## What you are asked to do
In the lines below, how many hold the word "explanation"? Answer only with the number.

## Task material
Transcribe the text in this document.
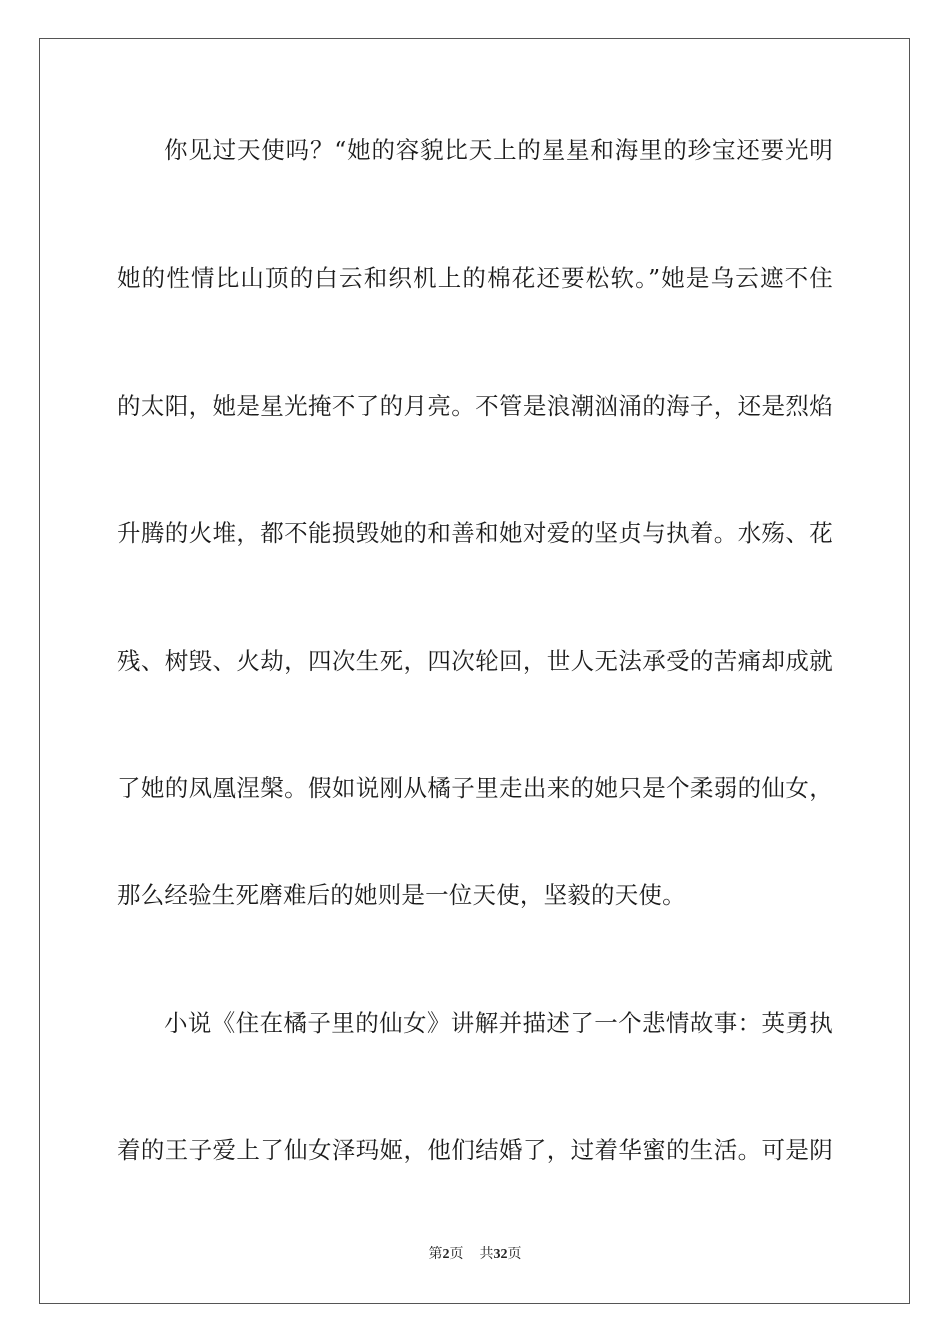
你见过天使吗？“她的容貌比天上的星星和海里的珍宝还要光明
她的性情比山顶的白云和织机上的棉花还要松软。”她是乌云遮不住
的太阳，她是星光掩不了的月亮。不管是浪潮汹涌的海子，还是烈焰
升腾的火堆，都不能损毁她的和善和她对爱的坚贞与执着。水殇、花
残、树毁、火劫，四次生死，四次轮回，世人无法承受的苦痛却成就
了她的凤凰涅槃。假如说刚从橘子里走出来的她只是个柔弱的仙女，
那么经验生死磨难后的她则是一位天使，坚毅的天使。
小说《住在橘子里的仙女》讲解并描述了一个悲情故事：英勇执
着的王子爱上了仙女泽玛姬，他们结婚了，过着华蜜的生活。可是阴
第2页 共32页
==
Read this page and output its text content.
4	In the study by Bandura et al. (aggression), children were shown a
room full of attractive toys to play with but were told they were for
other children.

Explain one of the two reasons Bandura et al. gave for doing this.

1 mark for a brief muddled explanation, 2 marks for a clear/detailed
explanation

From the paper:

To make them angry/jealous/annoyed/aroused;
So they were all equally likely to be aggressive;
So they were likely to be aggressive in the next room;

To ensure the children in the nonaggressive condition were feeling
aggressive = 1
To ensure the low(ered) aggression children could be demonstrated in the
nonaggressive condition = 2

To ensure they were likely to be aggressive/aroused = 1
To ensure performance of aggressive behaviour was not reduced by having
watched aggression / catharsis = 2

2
* * *
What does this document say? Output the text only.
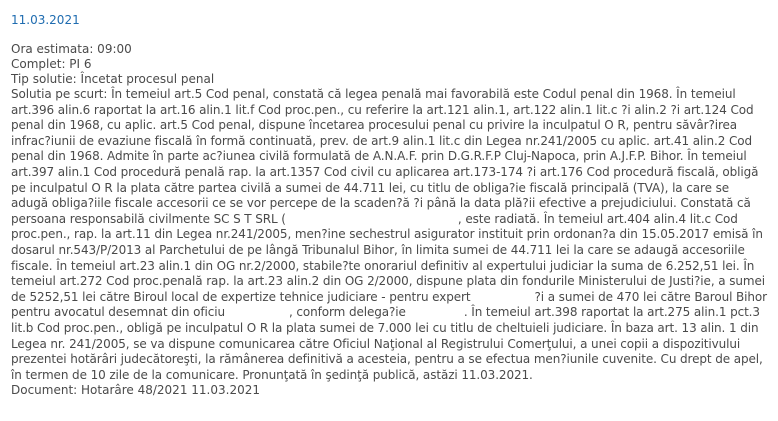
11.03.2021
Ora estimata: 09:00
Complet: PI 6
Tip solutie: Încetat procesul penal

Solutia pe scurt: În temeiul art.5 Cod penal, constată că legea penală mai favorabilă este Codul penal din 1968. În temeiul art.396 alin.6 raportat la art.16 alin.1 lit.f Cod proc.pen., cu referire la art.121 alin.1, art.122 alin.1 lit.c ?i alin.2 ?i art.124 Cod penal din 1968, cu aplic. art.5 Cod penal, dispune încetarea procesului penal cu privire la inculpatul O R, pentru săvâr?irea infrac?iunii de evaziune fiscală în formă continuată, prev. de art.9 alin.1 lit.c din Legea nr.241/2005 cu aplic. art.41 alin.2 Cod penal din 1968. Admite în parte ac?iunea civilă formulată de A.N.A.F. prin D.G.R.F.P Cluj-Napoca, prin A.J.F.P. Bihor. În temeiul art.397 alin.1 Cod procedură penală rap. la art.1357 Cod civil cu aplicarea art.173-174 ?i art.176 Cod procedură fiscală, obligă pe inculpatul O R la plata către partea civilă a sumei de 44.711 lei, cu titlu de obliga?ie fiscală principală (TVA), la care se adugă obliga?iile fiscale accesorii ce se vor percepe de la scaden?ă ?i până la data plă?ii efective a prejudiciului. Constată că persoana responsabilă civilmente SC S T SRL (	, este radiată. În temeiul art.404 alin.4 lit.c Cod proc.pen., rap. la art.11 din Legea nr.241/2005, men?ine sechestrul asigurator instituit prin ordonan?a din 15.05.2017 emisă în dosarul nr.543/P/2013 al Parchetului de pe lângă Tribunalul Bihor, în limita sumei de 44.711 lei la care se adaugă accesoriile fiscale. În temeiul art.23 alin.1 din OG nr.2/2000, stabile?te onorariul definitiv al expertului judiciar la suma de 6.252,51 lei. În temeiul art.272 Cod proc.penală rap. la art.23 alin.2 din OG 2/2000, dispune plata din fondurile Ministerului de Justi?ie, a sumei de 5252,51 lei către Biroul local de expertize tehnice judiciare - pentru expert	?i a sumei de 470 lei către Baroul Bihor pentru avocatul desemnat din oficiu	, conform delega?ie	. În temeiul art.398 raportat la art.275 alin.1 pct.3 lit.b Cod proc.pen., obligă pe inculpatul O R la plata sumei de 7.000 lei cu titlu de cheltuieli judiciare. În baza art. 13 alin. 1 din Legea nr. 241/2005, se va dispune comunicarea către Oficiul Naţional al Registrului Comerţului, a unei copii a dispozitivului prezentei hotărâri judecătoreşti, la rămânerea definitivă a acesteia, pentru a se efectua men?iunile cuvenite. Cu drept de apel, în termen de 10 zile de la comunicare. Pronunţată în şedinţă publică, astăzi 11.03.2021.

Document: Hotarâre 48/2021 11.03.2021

## Solution below
2